Short exercise: In your copy, leave out the pictures and repeat the entries below exactly.

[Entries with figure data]
[start]

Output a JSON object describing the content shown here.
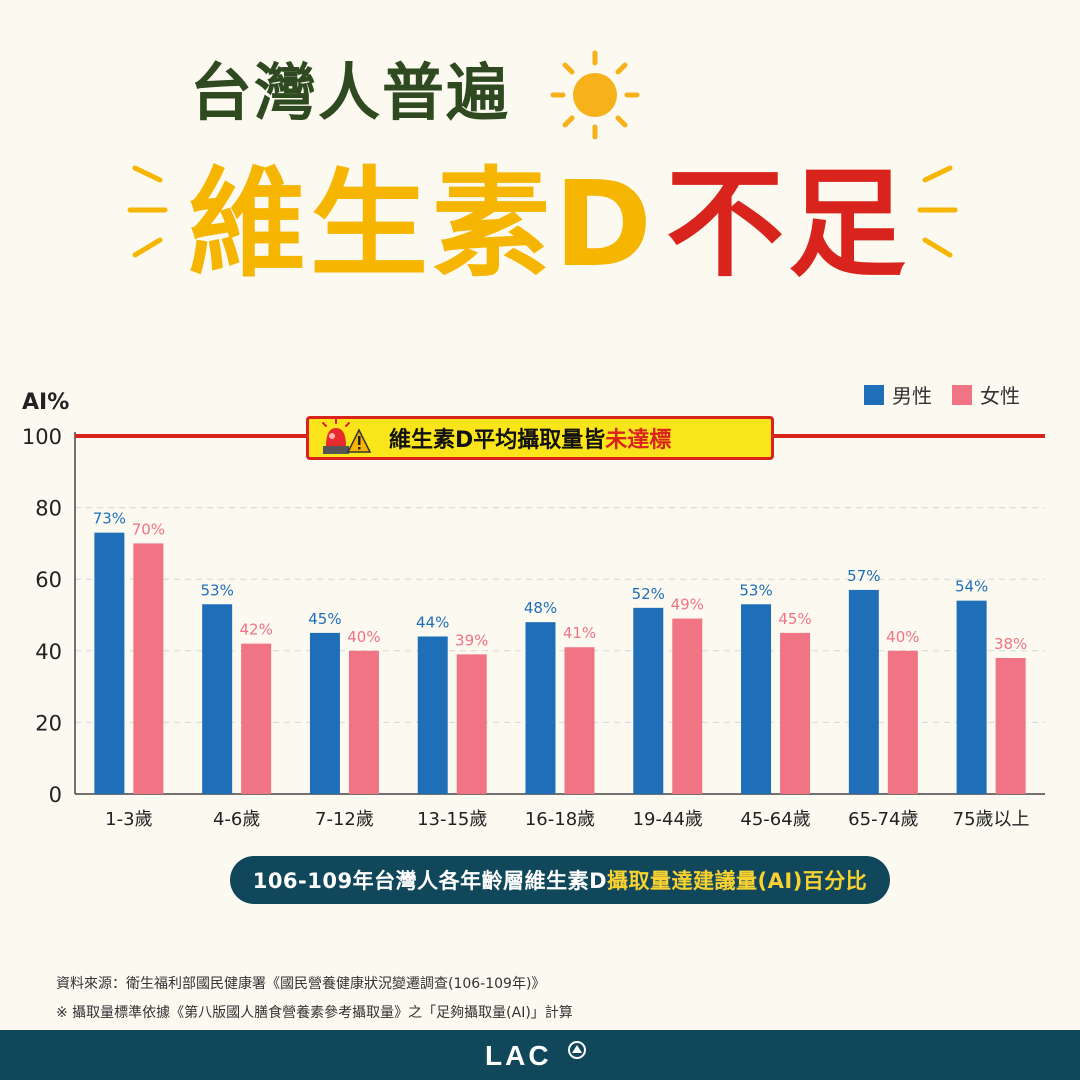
{
  "title": {
    "line1": "台灣人普遍",
    "line2_main": "維生素D",
    "line2_emph": "不足"
  },
  "banner": {
    "text_before": "維生素D平均攝取量皆",
    "text_emph": "未達標"
  },
  "caption": {
    "text_before": "106-109年台灣人各年齡層維生素D",
    "text_emph": "攝取量達建議量(AI)百分比"
  },
  "source": {
    "line1": "資料來源：衛生福利部國民健康署《國民營養健康狀況變遷調查(106-109年)》",
    "line2": "※ 攝取量標準依據《第八版國人膳食營養素參考攝取量》之「足夠攝取量(AI)」計算"
  },
  "footer": {
    "logo_text": "LAC"
  },
  "colors": {
    "male": "#1f6fb8",
    "female": "#f07483",
    "reference_line": "#d9231d",
    "title_green": "#2f4a20",
    "title_yellow": "#f5b500",
    "title_red": "#d9231d",
    "footer_bg": "#11475a"
  },
  "chart_data": {
    "type": "bar",
    "ylabel": "AI%",
    "ylim": [
      0,
      100
    ],
    "yticks": [
      0,
      20,
      40,
      60,
      80,
      100
    ],
    "grid": true,
    "legend_position": "top-right",
    "reference_line": 100,
    "categories": [
      "1-3歲",
      "4-6歲",
      "7-12歲",
      "13-15歲",
      "16-18歲",
      "19-44歲",
      "45-64歲",
      "65-74歲",
      "75歲以上"
    ],
    "series": [
      {
        "name": "男性",
        "values": [
          73,
          53,
          45,
          44,
          48,
          52,
          53,
          57,
          54
        ],
        "labels": [
          "73%",
          "53%",
          "45%",
          "44%",
          "48%",
          "52%",
          "53%",
          "57%",
          "54%"
        ]
      },
      {
        "name": "女性",
        "values": [
          70,
          42,
          40,
          39,
          41,
          49,
          45,
          40,
          38
        ],
        "labels": [
          "70%",
          "42%",
          "40%",
          "39%",
          "41%",
          "49%",
          "45%",
          "40%",
          "38%"
        ]
      }
    ]
  }
}
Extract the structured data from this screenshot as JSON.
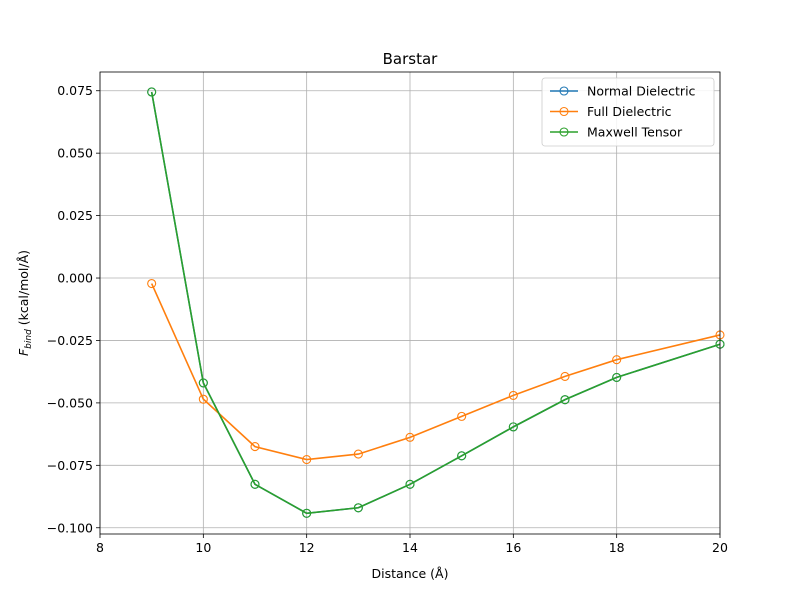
{
  "chart_data": {
    "type": "line",
    "title": "Barstar",
    "xlabel": "Distance (Å)",
    "ylabel_main": "F",
    "ylabel_sub": "bind",
    "ylabel_rest": " (kcal/mol/Å)",
    "xlim": [
      8,
      20
    ],
    "ylim": [
      -0.1025,
      0.0825
    ],
    "xticks": [
      8,
      10,
      12,
      14,
      16,
      18,
      20
    ],
    "xtick_labels": [
      "8",
      "10",
      "12",
      "14",
      "16",
      "18",
      "20"
    ],
    "yticks": [
      0.075,
      0.05,
      0.025,
      0.0,
      -0.025,
      -0.05,
      -0.075,
      -0.1
    ],
    "ytick_labels": [
      "0.075",
      "0.050",
      "0.025",
      "0.000",
      "−0.025",
      "−0.050",
      "−0.075",
      "−0.100"
    ],
    "grid": true,
    "legend_position": "top-right",
    "x": [
      9,
      10,
      11,
      12,
      13,
      14,
      15,
      16,
      17,
      18,
      20
    ],
    "series": [
      {
        "name": "Normal Dielectric",
        "color": "#1f77b4",
        "values": [
          0.0745,
          -0.042,
          -0.0826,
          -0.0942,
          -0.092,
          -0.0826,
          -0.0712,
          -0.0596,
          -0.0487,
          -0.0398,
          -0.0265
        ]
      },
      {
        "name": "Full Dielectric",
        "color": "#ff7f0e",
        "values": [
          -0.0022,
          -0.0485,
          -0.0675,
          -0.0727,
          -0.0705,
          -0.0638,
          -0.0554,
          -0.047,
          -0.0394,
          -0.0327,
          -0.0228
        ]
      },
      {
        "name": "Maxwell Tensor",
        "color": "#2ca02c",
        "values": [
          0.0745,
          -0.042,
          -0.0826,
          -0.0942,
          -0.092,
          -0.0826,
          -0.0712,
          -0.0596,
          -0.0487,
          -0.0398,
          -0.0265
        ]
      }
    ]
  }
}
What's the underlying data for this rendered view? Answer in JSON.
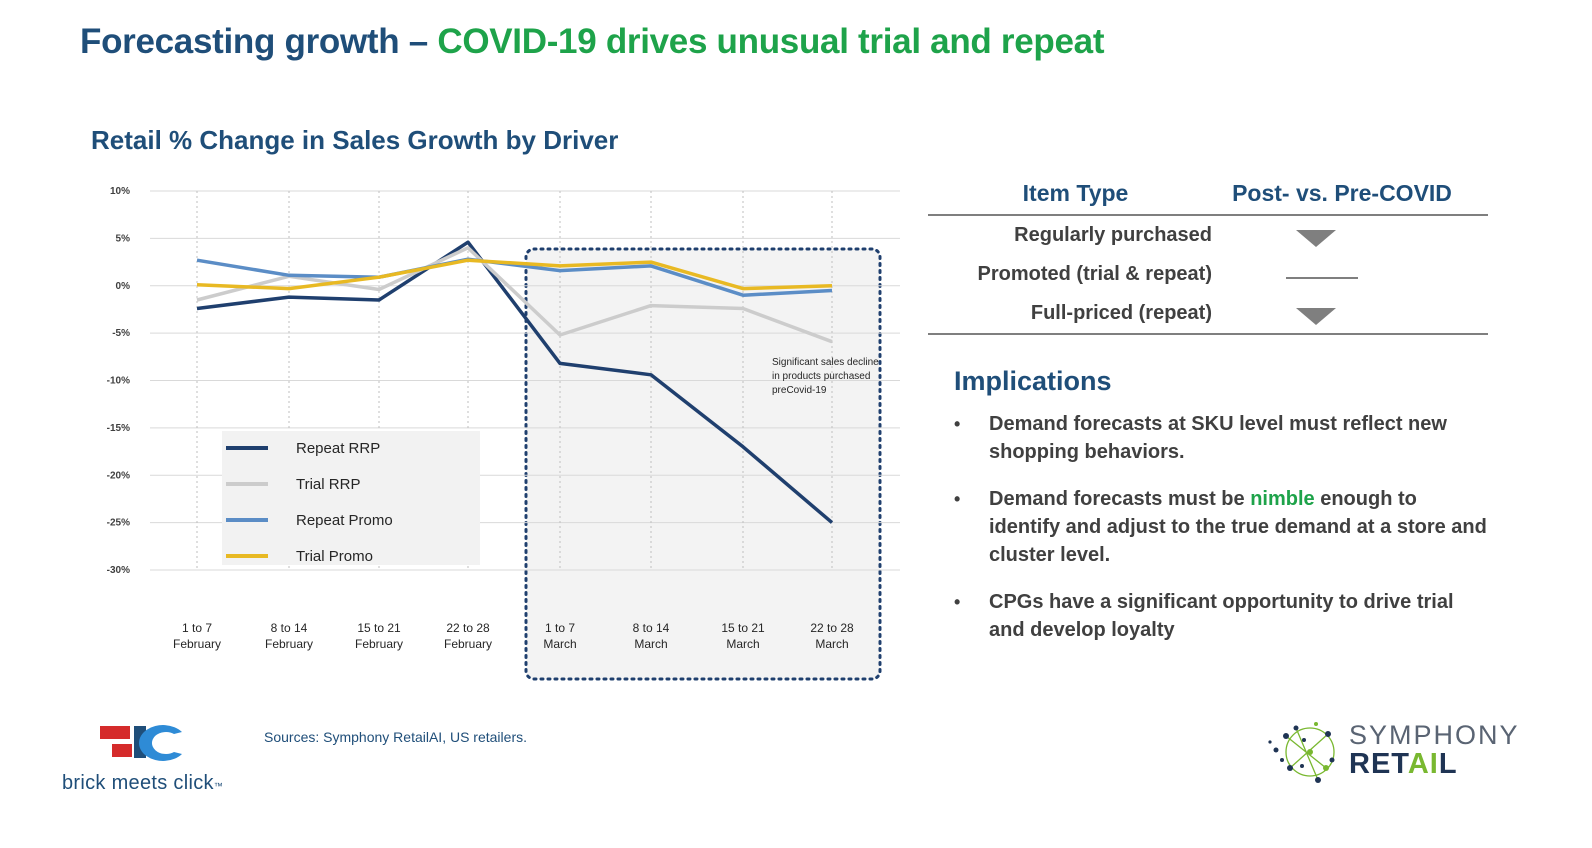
{
  "header": {
    "title_part_a": "Forecasting growth – ",
    "title_part_b": "COVID-19 drives unusual trial and repeat"
  },
  "chart_data": {
    "type": "line",
    "title": "Retail % Change in Sales Growth by Driver",
    "categories": [
      [
        "1 to 7",
        "February"
      ],
      [
        "8 to 14",
        "February"
      ],
      [
        "15 to 21",
        "February"
      ],
      [
        "22 to 28",
        "February"
      ],
      [
        "1 to 7",
        "March"
      ],
      [
        "8 to 14",
        "March"
      ],
      [
        "15 to 21",
        "March"
      ],
      [
        "22 to 28",
        "March"
      ]
    ],
    "y_ticks": [
      10,
      5,
      0,
      -5,
      -10,
      -15,
      -20,
      -25,
      -30
    ],
    "y_tick_labels": [
      "10%",
      "5%",
      "0%",
      "-5%",
      "-10%",
      "-15%",
      "-20%",
      "-25%",
      "-30%"
    ],
    "ylim": [
      -30,
      10
    ],
    "grid": true,
    "series": [
      {
        "name": "Repeat RRP",
        "color": "#1f3f6e",
        "values": [
          -2.4,
          -1.2,
          -1.5,
          4.6,
          -8.2,
          -9.4,
          -17.0,
          -25.0
        ]
      },
      {
        "name": "Trial RRP",
        "color": "#cccccc",
        "values": [
          -1.5,
          1.0,
          -0.4,
          4.0,
          -5.2,
          -2.1,
          -2.4,
          -5.9
        ]
      },
      {
        "name": "Repeat Promo",
        "color": "#5b8dc6",
        "values": [
          2.7,
          1.1,
          0.9,
          2.8,
          1.6,
          2.1,
          -1.0,
          -0.5
        ]
      },
      {
        "name": "Trial Promo",
        "color": "#e8b923",
        "values": [
          0.1,
          -0.3,
          0.9,
          2.7,
          2.1,
          2.5,
          -0.3,
          0.0
        ]
      }
    ],
    "legend_position": "lower-left",
    "highlight": {
      "from_category": 4,
      "to_category": 7
    },
    "annotation": [
      "Significant sales decline",
      "in products purchased",
      "preCovid-19"
    ]
  },
  "table": {
    "headers": [
      "Item Type",
      "Post- vs. Pre-COVID"
    ],
    "rows": [
      {
        "label": "Regularly purchased",
        "indicator": "down-triangle"
      },
      {
        "label": "Promoted (trial & repeat)",
        "indicator": "flat-line"
      },
      {
        "label": "Full-priced (repeat)",
        "indicator": "down-triangle"
      }
    ]
  },
  "implications": {
    "title": "Implications",
    "bullet1": "Demand forecasts at SKU level must reflect new shopping behaviors.",
    "bullet2_pre": "Demand forecasts must be ",
    "bullet2_em": "nimble",
    "bullet2_post": " enough to identify and adjust to the true demand at a store and cluster level.",
    "bullet3": "CPGs have a significant opportunity to drive trial and develop loyalty"
  },
  "footer": {
    "sources": "Sources: Symphony RetailAI, US retailers.",
    "bmc_logo_text": "brick meets click",
    "bmc_tm": "™",
    "symphony_line1": "SYMPHONY",
    "symphony_line2a": "RET",
    "symphony_line2b": "AI",
    "symphony_line2c": "L"
  },
  "colors": {
    "title_blue": "#1f4e79",
    "accent_green": "#1ea34a",
    "text_gray": "#404040"
  }
}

[end]

Exercise response:
Output a JSON object describing the content shown here.
{
  "title": {
    "line1": "台灣人普遍",
    "line2_main": "維生素D",
    "line2_emph": "不足"
  },
  "banner": {
    "text_before": "維生素D平均攝取量皆",
    "text_emph": "未達標"
  },
  "caption": {
    "text_before": "106-109年台灣人各年齡層維生素D",
    "text_emph": "攝取量達建議量(AI)百分比"
  },
  "source": {
    "line1": "資料來源：衛生福利部國民健康署《國民營養健康狀況變遷調查(106-109年)》",
    "line2": "※ 攝取量標準依據《第八版國人膳食營養素參考攝取量》之「足夠攝取量(AI)」計算"
  },
  "footer": {
    "logo_text": "LAC"
  },
  "colors": {
    "male": "#1f6fb8",
    "female": "#f07483",
    "reference_line": "#d9231d",
    "title_green": "#2f4a20",
    "title_yellow": "#f5b500",
    "title_red": "#d9231d",
    "footer_bg": "#11475a"
  },
  "chart_data": {
    "type": "bar",
    "ylabel": "AI%",
    "ylim": [
      0,
      100
    ],
    "yticks": [
      0,
      20,
      40,
      60,
      80,
      100
    ],
    "grid": true,
    "legend_position": "top-right",
    "reference_line": 100,
    "categories": [
      "1-3歲",
      "4-6歲",
      "7-12歲",
      "13-15歲",
      "16-18歲",
      "19-44歲",
      "45-64歲",
      "65-74歲",
      "75歲以上"
    ],
    "series": [
      {
        "name": "男性",
        "values": [
          73,
          53,
          45,
          44,
          48,
          52,
          53,
          57,
          54
        ],
        "labels": [
          "73%",
          "53%",
          "45%",
          "44%",
          "48%",
          "52%",
          "53%",
          "57%",
          "54%"
        ]
      },
      {
        "name": "女性",
        "values": [
          70,
          42,
          40,
          39,
          41,
          49,
          45,
          40,
          38
        ],
        "labels": [
          "70%",
          "42%",
          "40%",
          "39%",
          "41%",
          "49%",
          "45%",
          "40%",
          "38%"
        ]
      }
    ]
  }
}
Extract the structured data from this screenshot as JSON.
{
  "chart_data": {
    "type": "line",
    "title": "Barstar",
    "xlabel": "Distance (Å)",
    "ylabel_main": "F",
    "ylabel_sub": "bind",
    "ylabel_rest": " (kcal/mol/Å)",
    "xlim": [
      8,
      20
    ],
    "ylim": [
      -0.1025,
      0.0825
    ],
    "xticks": [
      8,
      10,
      12,
      14,
      16,
      18,
      20
    ],
    "xtick_labels": [
      "8",
      "10",
      "12",
      "14",
      "16",
      "18",
      "20"
    ],
    "yticks": [
      0.075,
      0.05,
      0.025,
      0.0,
      -0.025,
      -0.05,
      -0.075,
      -0.1
    ],
    "ytick_labels": [
      "0.075",
      "0.050",
      "0.025",
      "0.000",
      "−0.025",
      "−0.050",
      "−0.075",
      "−0.100"
    ],
    "grid": true,
    "legend_position": "top-right",
    "x": [
      9,
      10,
      11,
      12,
      13,
      14,
      15,
      16,
      17,
      18,
      20
    ],
    "series": [
      {
        "name": "Normal Dielectric",
        "color": "#1f77b4",
        "values": [
          0.0745,
          -0.042,
          -0.0826,
          -0.0942,
          -0.092,
          -0.0826,
          -0.0712,
          -0.0596,
          -0.0487,
          -0.0398,
          -0.0265
        ]
      },
      {
        "name": "Full Dielectric",
        "color": "#ff7f0e",
        "values": [
          -0.0022,
          -0.0485,
          -0.0675,
          -0.0727,
          -0.0705,
          -0.0638,
          -0.0554,
          -0.047,
          -0.0394,
          -0.0327,
          -0.0228
        ]
      },
      {
        "name": "Maxwell Tensor",
        "color": "#2ca02c",
        "values": [
          0.0745,
          -0.042,
          -0.0826,
          -0.0942,
          -0.092,
          -0.0826,
          -0.0712,
          -0.0596,
          -0.0487,
          -0.0398,
          -0.0265
        ]
      }
    ]
  }
}
What's the underlying data for this rendered view? Answer in JSON.
{
  "header": {
    "title_part_a": "Forecasting growth – ",
    "title_part_b": "COVID-19 drives unusual trial and repeat"
  },
  "chart_data": {
    "type": "line",
    "title": "Retail % Change in Sales Growth by Driver",
    "categories": [
      [
        "1 to 7",
        "February"
      ],
      [
        "8 to 14",
        "February"
      ],
      [
        "15 to 21",
        "February"
      ],
      [
        "22 to 28",
        "February"
      ],
      [
        "1 to 7",
        "March"
      ],
      [
        "8 to 14",
        "March"
      ],
      [
        "15 to 21",
        "March"
      ],
      [
        "22 to 28",
        "March"
      ]
    ],
    "y_ticks": [
      10,
      5,
      0,
      -5,
      -10,
      -15,
      -20,
      -25,
      -30
    ],
    "y_tick_labels": [
      "10%",
      "5%",
      "0%",
      "-5%",
      "-10%",
      "-15%",
      "-20%",
      "-25%",
      "-30%"
    ],
    "ylim": [
      -30,
      10
    ],
    "grid": true,
    "series": [
      {
        "name": "Repeat RRP",
        "color": "#1f3f6e",
        "values": [
          -2.4,
          -1.2,
          -1.5,
          4.6,
          -8.2,
          -9.4,
          -17.0,
          -25.0
        ]
      },
      {
        "name": "Trial RRP",
        "color": "#cccccc",
        "values": [
          -1.5,
          1.0,
          -0.4,
          4.0,
          -5.2,
          -2.1,
          -2.4,
          -5.9
        ]
      },
      {
        "name": "Repeat Promo",
        "color": "#5b8dc6",
        "values": [
          2.7,
          1.1,
          0.9,
          2.8,
          1.6,
          2.1,
          -1.0,
          -0.5
        ]
      },
      {
        "name": "Trial Promo",
        "color": "#e8b923",
        "values": [
          0.1,
          -0.3,
          0.9,
          2.7,
          2.1,
          2.5,
          -0.3,
          0.0
        ]
      }
    ],
    "legend_position": "lower-left",
    "highlight": {
      "from_category": 4,
      "to_category": 7
    },
    "annotation": [
      "Significant sales decline",
      "in products purchased",
      "preCovid-19"
    ]
  },
  "table": {
    "headers": [
      "Item Type",
      "Post- vs. Pre-COVID"
    ],
    "rows": [
      {
        "label": "Regularly purchased",
        "indicator": "down-triangle"
      },
      {
        "label": "Promoted (trial & repeat)",
        "indicator": "flat-line"
      },
      {
        "label": "Full-priced (repeat)",
        "indicator": "down-triangle"
      }
    ]
  },
  "implications": {
    "title": "Implications",
    "bullet1": "Demand forecasts at SKU level must reflect new shopping behaviors.",
    "bullet2_pre": "Demand forecasts must be ",
    "bullet2_em": "nimble",
    "bullet2_post": " enough to identify and adjust to the true demand at a store and cluster level.",
    "bullet3": "CPGs have a significant opportunity to drive trial and develop loyalty"
  },
  "footer": {
    "sources": "Sources: Symphony RetailAI, US retailers.",
    "bmc_logo_text": "brick meets click",
    "bmc_tm": "™",
    "symphony_line1": "SYMPHONY",
    "symphony_line2a": "RET",
    "symphony_line2b": "AI",
    "symphony_line2c": "L"
  },
  "colors": {
    "title_blue": "#1f4e79",
    "accent_green": "#1ea34a",
    "text_gray": "#404040"
  }
}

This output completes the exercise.